Take each line containing "xlabel" and report it exactly as written.
- - -
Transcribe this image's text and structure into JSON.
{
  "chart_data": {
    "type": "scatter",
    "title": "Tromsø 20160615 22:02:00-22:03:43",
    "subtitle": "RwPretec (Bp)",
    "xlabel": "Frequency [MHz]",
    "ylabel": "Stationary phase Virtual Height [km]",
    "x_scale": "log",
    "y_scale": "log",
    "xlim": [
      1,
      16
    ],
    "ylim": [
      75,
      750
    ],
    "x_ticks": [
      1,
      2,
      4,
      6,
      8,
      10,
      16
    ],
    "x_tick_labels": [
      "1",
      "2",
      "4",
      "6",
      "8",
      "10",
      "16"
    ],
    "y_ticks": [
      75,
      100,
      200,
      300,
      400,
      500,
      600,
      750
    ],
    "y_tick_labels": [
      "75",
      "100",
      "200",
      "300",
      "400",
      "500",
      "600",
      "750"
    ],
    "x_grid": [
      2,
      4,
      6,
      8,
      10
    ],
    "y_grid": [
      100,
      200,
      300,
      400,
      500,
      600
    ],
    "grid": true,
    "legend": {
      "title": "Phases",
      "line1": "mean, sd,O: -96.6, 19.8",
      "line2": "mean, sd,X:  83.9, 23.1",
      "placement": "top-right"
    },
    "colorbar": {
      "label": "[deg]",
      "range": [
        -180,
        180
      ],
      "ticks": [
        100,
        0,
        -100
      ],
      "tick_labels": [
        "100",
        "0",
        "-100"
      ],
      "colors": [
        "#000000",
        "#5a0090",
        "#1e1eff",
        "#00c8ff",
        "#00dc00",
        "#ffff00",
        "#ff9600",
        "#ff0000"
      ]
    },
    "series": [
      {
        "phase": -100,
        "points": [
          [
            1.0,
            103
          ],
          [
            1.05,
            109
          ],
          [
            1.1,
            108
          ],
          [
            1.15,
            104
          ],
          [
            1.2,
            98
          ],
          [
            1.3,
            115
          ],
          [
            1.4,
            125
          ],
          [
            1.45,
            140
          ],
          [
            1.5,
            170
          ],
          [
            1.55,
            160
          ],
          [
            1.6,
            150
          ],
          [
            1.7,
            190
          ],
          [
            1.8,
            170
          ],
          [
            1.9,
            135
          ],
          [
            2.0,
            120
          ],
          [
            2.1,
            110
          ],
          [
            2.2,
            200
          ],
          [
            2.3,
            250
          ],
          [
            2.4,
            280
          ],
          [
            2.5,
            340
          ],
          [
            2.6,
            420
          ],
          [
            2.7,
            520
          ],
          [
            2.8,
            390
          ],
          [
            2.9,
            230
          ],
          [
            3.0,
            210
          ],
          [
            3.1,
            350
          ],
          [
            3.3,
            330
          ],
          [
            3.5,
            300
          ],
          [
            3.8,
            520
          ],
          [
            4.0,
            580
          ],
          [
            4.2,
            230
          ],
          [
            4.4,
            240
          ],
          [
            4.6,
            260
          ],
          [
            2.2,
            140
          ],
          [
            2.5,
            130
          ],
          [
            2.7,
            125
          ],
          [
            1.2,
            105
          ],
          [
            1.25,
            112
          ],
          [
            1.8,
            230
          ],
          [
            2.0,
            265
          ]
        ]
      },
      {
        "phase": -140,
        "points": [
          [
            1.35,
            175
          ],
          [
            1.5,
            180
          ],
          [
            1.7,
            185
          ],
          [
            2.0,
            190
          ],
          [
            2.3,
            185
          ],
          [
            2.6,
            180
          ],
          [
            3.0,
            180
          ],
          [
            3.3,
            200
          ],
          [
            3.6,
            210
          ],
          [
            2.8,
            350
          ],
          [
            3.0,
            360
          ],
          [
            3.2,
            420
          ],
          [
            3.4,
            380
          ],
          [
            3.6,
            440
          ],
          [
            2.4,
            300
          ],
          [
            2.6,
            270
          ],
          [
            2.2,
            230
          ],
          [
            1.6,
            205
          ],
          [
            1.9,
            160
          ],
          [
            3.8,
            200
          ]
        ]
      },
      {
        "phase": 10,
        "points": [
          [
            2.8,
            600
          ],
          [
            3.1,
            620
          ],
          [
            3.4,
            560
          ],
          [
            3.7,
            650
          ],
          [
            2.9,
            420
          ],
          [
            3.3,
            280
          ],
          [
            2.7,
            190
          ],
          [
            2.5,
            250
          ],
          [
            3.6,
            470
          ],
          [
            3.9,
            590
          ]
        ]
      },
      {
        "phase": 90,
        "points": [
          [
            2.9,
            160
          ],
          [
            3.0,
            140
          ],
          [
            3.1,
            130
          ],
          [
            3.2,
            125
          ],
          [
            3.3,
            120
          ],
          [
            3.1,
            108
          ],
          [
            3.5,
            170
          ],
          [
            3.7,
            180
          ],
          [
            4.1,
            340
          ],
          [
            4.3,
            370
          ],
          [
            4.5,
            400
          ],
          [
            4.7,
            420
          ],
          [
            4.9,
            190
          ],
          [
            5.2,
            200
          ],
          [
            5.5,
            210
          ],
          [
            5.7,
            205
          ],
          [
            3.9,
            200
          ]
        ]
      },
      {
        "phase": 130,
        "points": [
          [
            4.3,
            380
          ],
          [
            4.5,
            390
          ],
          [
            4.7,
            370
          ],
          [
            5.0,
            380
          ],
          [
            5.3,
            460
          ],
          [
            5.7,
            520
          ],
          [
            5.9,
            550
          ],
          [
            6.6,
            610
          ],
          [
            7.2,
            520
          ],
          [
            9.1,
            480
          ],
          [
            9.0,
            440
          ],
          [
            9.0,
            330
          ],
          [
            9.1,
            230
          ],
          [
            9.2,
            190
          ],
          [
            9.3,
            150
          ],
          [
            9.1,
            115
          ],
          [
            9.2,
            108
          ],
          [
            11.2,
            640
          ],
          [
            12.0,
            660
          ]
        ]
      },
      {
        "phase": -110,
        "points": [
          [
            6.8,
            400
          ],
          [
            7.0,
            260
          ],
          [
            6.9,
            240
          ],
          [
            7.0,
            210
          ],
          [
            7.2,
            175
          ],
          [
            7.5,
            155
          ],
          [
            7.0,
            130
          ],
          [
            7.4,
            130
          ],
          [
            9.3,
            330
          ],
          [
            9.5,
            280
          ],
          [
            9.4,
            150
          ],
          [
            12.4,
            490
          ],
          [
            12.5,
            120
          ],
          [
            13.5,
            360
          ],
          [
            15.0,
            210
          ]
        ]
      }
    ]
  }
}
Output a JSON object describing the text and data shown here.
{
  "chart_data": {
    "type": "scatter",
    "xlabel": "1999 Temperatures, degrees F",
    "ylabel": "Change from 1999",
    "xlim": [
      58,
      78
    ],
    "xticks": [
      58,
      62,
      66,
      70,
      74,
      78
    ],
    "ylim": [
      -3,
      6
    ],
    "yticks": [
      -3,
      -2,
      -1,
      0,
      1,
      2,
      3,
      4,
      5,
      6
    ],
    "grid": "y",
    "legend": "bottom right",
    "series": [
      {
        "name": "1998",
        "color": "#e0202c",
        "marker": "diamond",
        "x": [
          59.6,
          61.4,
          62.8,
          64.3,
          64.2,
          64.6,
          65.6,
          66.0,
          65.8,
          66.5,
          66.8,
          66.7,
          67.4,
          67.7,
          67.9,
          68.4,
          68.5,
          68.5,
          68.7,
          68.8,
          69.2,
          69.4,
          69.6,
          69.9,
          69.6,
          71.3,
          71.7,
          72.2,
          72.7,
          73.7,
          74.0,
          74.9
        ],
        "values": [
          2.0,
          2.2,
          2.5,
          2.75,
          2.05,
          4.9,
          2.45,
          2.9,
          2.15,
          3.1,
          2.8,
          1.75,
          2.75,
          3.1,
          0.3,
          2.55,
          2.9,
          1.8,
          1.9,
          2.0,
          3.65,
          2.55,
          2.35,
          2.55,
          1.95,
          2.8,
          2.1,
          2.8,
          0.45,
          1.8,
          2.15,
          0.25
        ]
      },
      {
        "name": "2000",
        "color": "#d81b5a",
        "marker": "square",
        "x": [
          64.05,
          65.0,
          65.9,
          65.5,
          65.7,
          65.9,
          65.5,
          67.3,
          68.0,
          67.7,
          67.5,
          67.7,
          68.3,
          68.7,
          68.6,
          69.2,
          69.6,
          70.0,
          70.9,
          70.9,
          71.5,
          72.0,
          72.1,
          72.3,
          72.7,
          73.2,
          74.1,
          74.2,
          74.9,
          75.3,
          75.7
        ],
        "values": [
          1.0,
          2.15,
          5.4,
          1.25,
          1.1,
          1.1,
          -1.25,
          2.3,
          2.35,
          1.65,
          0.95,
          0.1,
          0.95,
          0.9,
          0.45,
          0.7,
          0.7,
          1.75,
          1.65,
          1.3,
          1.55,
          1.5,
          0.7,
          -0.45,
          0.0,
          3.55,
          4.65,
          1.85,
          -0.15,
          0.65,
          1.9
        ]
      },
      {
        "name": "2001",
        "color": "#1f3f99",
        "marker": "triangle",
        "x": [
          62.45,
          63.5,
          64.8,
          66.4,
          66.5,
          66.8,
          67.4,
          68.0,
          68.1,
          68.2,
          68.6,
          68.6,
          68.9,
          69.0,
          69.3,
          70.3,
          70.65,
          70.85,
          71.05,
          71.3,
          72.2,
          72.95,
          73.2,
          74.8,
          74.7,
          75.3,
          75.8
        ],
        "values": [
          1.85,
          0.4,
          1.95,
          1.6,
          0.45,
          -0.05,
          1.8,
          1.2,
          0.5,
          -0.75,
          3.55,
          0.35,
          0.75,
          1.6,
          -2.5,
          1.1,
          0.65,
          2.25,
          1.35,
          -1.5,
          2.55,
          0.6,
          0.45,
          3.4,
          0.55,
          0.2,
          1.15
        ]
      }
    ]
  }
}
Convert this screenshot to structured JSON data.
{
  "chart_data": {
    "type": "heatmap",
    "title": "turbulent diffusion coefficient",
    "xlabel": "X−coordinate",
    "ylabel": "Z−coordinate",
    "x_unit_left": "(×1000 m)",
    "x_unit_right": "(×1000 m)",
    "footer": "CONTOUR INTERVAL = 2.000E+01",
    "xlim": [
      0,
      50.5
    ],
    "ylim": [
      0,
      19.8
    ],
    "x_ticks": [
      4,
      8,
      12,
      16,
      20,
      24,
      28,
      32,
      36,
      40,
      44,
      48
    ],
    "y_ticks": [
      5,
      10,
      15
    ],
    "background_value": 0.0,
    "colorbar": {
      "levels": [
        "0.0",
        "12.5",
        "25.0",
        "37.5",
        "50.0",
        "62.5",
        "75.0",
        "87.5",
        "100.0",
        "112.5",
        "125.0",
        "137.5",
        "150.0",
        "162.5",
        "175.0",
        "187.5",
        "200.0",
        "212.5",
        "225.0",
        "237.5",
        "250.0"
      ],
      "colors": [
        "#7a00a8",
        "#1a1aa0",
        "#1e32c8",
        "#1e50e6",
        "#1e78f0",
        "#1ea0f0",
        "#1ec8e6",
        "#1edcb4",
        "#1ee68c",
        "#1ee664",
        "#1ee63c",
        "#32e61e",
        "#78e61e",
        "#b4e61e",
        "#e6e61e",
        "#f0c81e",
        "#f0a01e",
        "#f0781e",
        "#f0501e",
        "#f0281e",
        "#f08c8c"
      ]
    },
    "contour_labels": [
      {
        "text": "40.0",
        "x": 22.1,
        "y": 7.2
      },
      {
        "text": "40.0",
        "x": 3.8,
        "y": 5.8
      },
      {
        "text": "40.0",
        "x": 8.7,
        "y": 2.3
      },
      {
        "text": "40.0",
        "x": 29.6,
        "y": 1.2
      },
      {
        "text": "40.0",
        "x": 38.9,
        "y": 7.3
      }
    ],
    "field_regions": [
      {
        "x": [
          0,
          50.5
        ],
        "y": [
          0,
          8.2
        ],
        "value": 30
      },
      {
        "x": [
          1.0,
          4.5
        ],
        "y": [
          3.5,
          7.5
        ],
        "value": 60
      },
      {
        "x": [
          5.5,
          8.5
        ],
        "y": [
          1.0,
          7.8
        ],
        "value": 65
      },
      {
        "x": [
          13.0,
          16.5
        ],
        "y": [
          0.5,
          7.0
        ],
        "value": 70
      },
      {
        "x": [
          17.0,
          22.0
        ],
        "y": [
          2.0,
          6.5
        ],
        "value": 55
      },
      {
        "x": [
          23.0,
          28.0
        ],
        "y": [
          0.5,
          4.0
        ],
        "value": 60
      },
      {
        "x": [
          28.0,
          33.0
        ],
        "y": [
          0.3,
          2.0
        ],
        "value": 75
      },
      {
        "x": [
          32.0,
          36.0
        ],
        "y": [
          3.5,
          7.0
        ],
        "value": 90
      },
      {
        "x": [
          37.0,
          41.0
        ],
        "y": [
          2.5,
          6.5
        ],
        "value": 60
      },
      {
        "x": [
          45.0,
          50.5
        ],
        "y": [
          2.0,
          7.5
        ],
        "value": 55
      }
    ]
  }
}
- - -
* [Answer]:
    "xlabel": "Frequency [MHz]",
    "xlabel": "1999 Temperatures, degrees F",
    "xlabel": "X−coordinate",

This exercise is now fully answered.